- [Goal]
How many lines in the listing below include the word "encoding"? Reply with the count alone.

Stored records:
☆ ☆ ☆ ☆ ☆ ☆ ☆

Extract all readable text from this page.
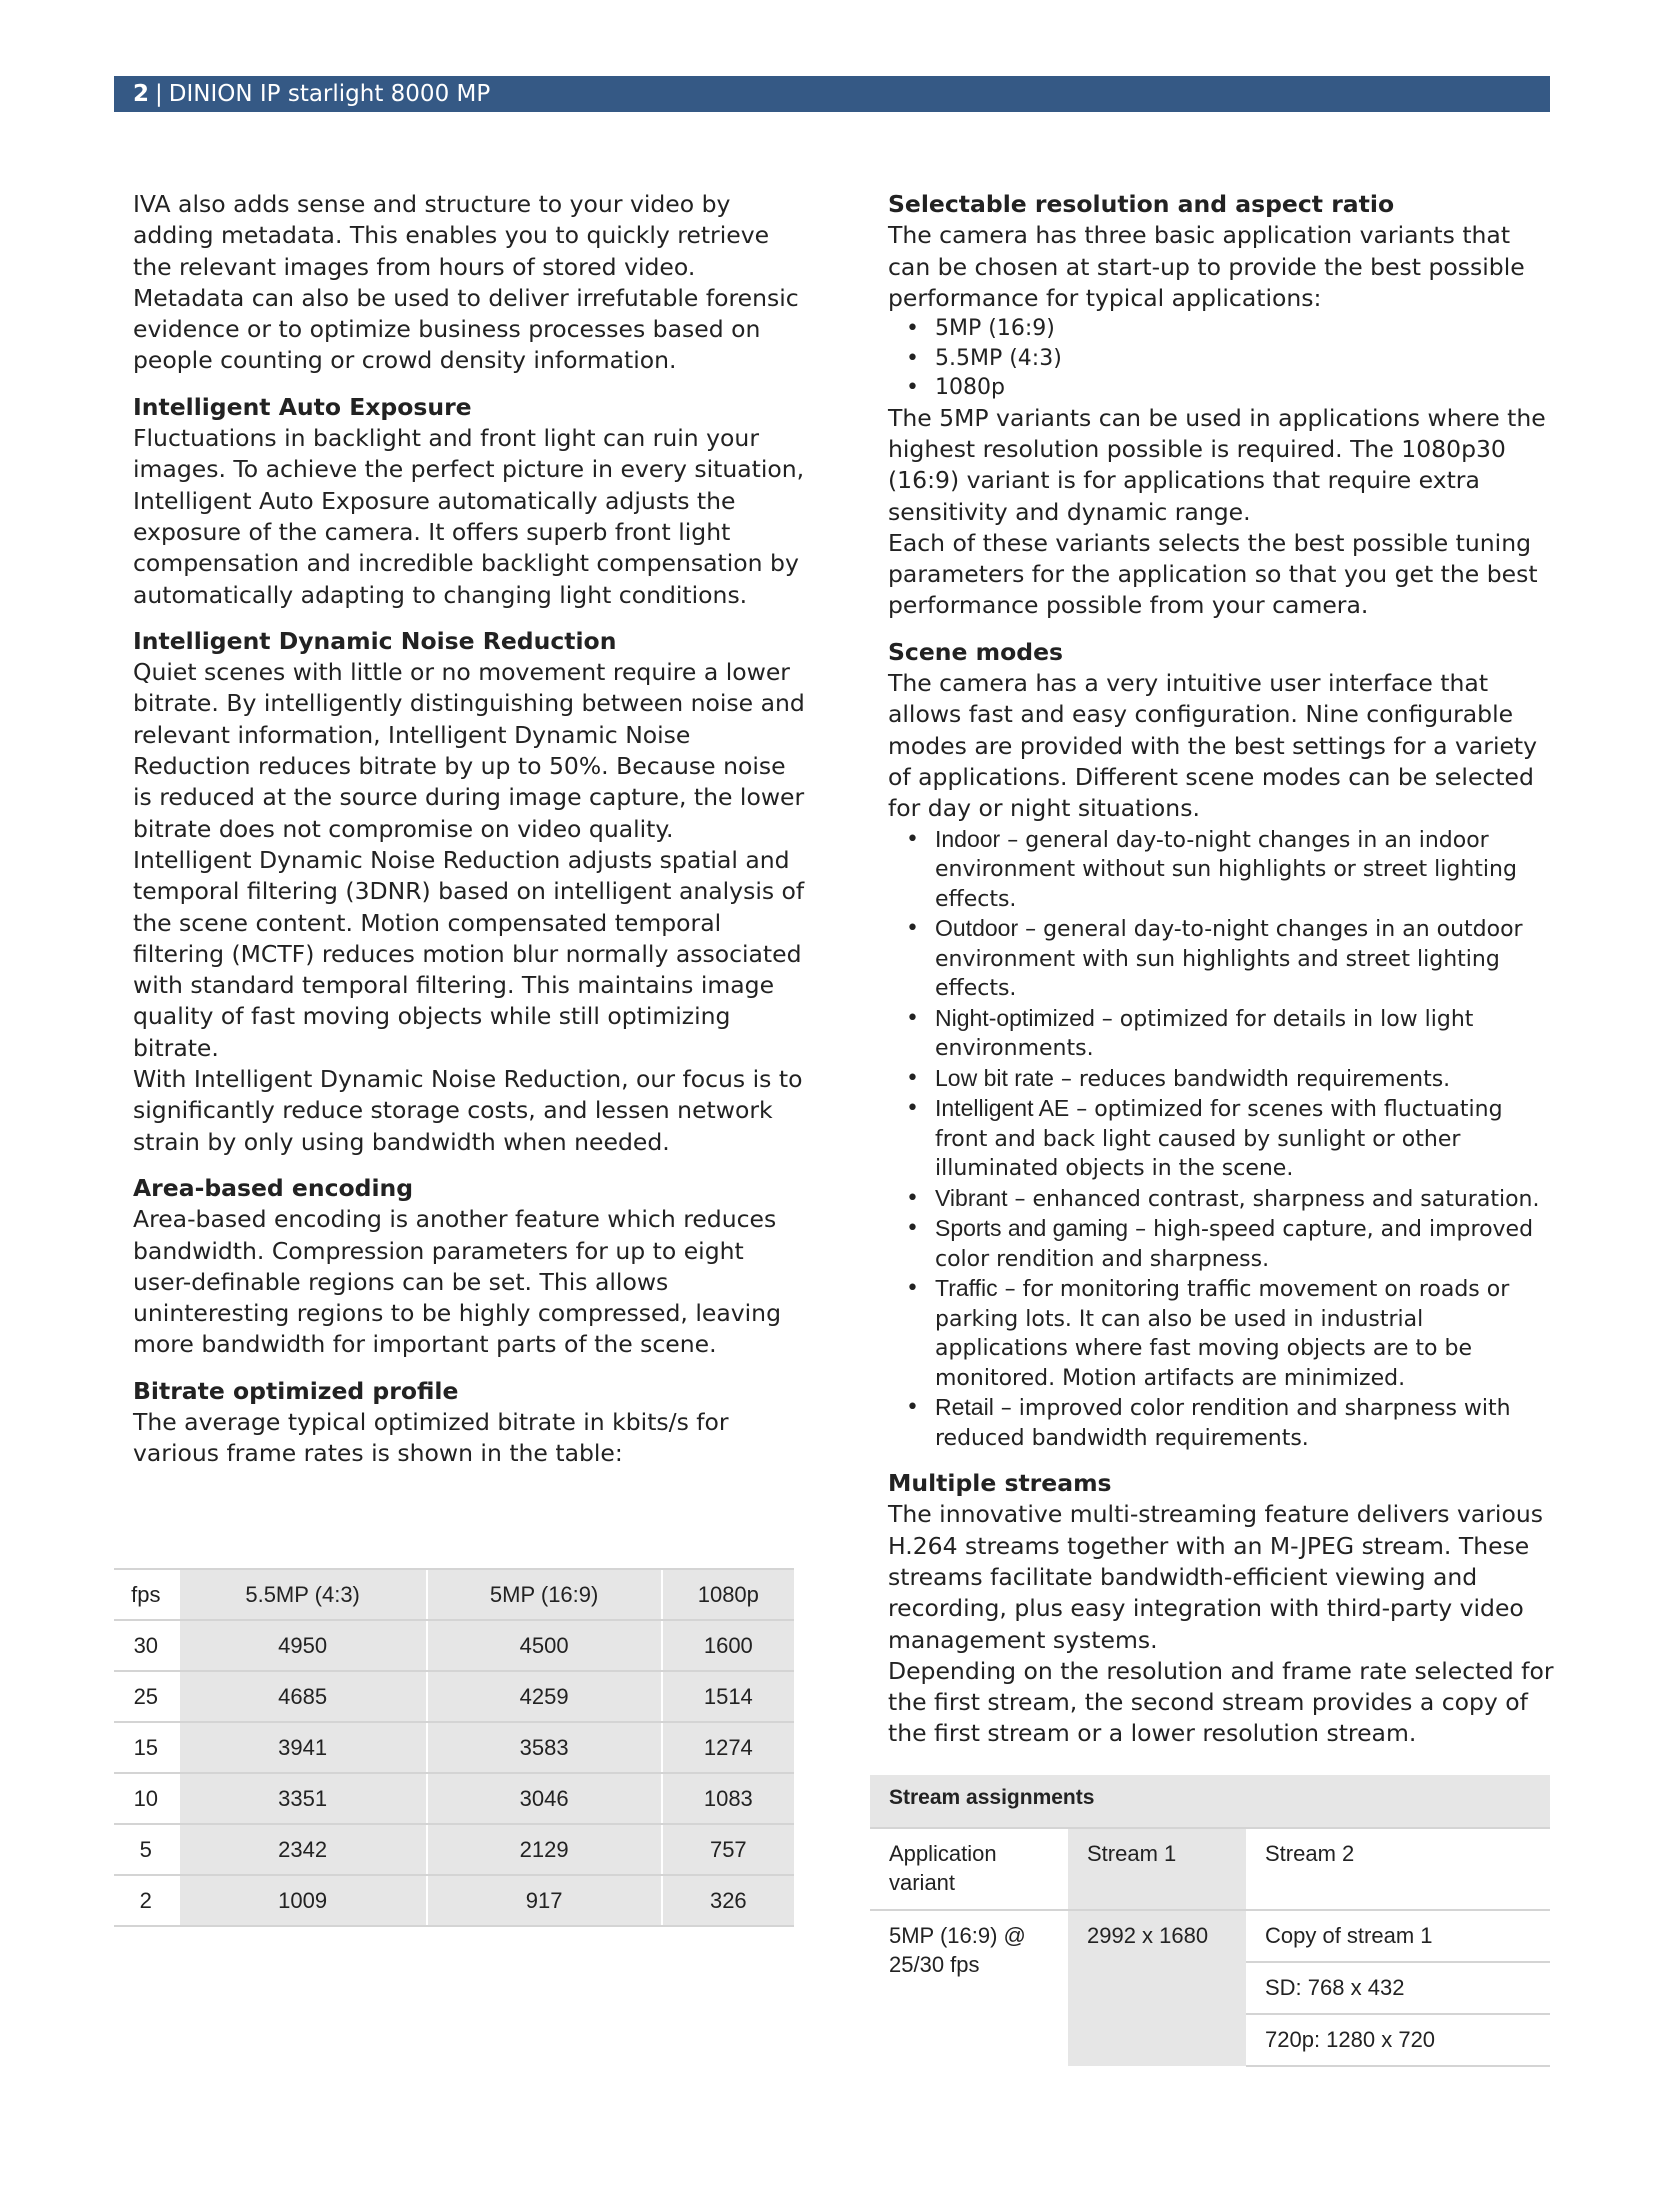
2 | DINION IP starlight 8000 MP

IVA also adds sense and structure to your video by adding metadata. This enables you to quickly retrieve the relevant images from hours of stored video. Metadata can also be used to deliver irrefutable forensic evidence or to optimize business processes based on people counting or crowd density information.

Intelligent Auto Exposure

Fluctuations in backlight and front light can ruin your images. To achieve the perfect picture in every situation, Intelligent Auto Exposure automatically adjusts the exposure of the camera. It offers superb front light compensation and incredible backlight compensation by automatically adapting to changing light conditions.

Intelligent Dynamic Noise Reduction

Quiet scenes with little or no movement require a lower bitrate. By intelligently distinguishing between noise and relevant information, Intelligent Dynamic Noise Reduction reduces bitrate by up to 50%. Because noise is reduced at the source during image capture, the lower bitrate does not compromise on video quality.

Intelligent Dynamic Noise Reduction adjusts spatial and temporal filtering (3DNR) based on intelligent analysis of the scene content. Motion compensated temporal filtering (MCTF) reduces motion blur normally associated with standard temporal filtering. This maintains image quality of fast moving objects while still optimizing bitrate.

With Intelligent Dynamic Noise Reduction, our focus is to significantly reduce storage costs, and lessen network strain by only using bandwidth when needed.

Area-based encoding

Area-based encoding is another feature which reduces bandwidth. Compression parameters for up to eight user-definable regions can be set. This allows uninteresting regions to be highly compressed, leaving more bandwidth for important parts of the scene.

Bitrate optimized profile

The average typical optimized bitrate in kbits/s for various frame rates is shown in the table:

fps	5.5MP (4:3)	5MP (16:9)	1080p
30	4950	4500	1600
25	4685	4259	1514
15	3941	3583	1274
10	3351	3046	1083
5	2342	2129	757
2	1009	917	326
Selectable resolution and aspect ratio

The camera has three basic application variants that can be chosen at start-up to provide the best possible performance for typical applications:

• 5MP (16:9)
• 5.5MP (4:3)
• 1080p

The 5MP variants can be used in applications where the highest resolution possible is required. The 1080p30 (16:9) variant is for applications that require extra sensitivity and dynamic range.

Each of these variants selects the best possible tuning parameters for the application so that you get the best performance possible from your camera.

Scene modes

The camera has a very intuitive user interface that allows fast and easy configuration. Nine configurable modes are provided with the best settings for a variety of applications. Different scene modes can be selected for day or night situations.

• Indoor – general day-to-night changes in an indoor environment without sun highlights or street lighting effects.
• Outdoor – general day-to-night changes in an outdoor environment with sun highlights and street lighting effects.
• Night-optimized – optimized for details in low light environments.
• Low bit rate – reduces bandwidth requirements.
• Intelligent AE – optimized for scenes with fluctuating front and back light caused by sunlight or other illuminated objects in the scene.
• Vibrant – enhanced contrast, sharpness and saturation.
• Sports and gaming – high-speed capture, and improved color rendition and sharpness.
• Traffic – for monitoring traffic movement on roads or parking lots. It can also be used in industrial applications where fast moving objects are to be monitored. Motion artifacts are minimized.
• Retail – improved color rendition and sharpness with reduced bandwidth requirements.
Multiple streams

The innovative multi-streaming feature delivers various H.264 streams together with an M-JPEG stream. These streams facilitate bandwidth-efficient viewing and recording, plus easy integration with third-party video management systems.

Depending on the resolution and frame rate selected for the first stream, the second stream provides a copy of the first stream or a lower resolution stream.

Stream assignments		
Application variant	Stream 1	Stream 2
5MP (16:9) @ 25/30 fps	2992 x 1680	Copy of stream 1
		SD: 768 x 432
		720p: 1280 x 720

☆ ☆ ☆ ☆ ☆ ☆ ☆

- [Reply to the exercise]
2